● **EXERCISE**:
Every line holding the string "color" should be gathered.

-- Start INPUT --

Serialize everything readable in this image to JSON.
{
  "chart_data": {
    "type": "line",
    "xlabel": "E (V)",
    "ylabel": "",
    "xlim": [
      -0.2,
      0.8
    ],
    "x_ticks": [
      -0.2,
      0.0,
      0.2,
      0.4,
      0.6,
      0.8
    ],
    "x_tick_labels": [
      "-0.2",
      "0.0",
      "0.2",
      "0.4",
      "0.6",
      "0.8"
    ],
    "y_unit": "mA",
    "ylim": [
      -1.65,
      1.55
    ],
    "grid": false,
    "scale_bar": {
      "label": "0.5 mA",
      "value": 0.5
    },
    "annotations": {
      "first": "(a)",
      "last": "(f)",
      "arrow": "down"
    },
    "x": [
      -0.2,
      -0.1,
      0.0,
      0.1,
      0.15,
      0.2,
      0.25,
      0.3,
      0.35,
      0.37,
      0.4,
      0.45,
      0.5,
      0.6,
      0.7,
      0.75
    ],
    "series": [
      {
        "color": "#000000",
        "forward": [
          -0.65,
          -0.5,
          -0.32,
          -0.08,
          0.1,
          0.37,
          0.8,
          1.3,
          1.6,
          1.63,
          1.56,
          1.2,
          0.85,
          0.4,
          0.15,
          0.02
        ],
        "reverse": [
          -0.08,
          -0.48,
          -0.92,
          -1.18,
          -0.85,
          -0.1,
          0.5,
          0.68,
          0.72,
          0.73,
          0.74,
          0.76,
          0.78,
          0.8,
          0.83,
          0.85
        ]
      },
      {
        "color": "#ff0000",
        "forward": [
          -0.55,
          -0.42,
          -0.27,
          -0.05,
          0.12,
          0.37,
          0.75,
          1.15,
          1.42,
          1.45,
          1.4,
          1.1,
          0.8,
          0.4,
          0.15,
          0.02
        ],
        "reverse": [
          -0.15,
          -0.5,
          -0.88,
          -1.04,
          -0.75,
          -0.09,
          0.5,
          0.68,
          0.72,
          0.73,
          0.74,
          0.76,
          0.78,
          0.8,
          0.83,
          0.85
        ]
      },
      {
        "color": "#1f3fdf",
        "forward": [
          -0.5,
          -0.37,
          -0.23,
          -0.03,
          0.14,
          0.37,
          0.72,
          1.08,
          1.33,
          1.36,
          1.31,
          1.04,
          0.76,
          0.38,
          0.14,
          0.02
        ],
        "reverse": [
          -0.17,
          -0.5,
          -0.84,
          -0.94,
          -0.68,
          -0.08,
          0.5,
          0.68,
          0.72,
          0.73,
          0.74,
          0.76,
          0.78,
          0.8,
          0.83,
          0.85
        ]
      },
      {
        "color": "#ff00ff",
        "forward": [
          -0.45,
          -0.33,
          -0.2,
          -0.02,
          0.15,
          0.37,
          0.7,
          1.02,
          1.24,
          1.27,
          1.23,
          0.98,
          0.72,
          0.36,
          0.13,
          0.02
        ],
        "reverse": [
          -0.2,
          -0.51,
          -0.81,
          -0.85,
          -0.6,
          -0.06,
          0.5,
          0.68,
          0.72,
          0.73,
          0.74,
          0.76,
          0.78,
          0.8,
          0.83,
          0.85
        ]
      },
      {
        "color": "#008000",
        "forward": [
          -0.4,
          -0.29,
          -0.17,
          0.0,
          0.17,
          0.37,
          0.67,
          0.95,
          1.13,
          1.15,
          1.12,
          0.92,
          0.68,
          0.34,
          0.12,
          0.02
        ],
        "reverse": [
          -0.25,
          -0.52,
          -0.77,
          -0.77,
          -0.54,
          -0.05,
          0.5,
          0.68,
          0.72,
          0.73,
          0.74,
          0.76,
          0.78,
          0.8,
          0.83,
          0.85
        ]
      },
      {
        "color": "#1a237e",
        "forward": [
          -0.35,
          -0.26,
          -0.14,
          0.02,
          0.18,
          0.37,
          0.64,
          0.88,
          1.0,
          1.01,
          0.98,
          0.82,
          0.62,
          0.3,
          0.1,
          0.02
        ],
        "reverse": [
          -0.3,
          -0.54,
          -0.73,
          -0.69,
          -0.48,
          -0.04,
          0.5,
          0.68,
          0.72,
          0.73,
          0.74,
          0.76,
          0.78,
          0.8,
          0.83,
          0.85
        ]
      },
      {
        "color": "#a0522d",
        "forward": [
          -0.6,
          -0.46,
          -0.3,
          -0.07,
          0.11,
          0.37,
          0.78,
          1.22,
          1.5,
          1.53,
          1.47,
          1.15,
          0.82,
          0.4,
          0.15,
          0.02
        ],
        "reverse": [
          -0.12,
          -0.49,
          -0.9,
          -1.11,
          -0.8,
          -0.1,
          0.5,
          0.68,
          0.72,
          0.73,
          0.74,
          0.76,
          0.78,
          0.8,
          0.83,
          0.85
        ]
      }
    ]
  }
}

-- End INPUT --

● **FULL OUTPUT**:
        "color": "#000000",
        "color": "#ff0000",
        "color": "#1f3fdf",
        "color": "#ff00ff",
        "color": "#008000",
        "color": "#1a237e",
        "color": "#a0522d",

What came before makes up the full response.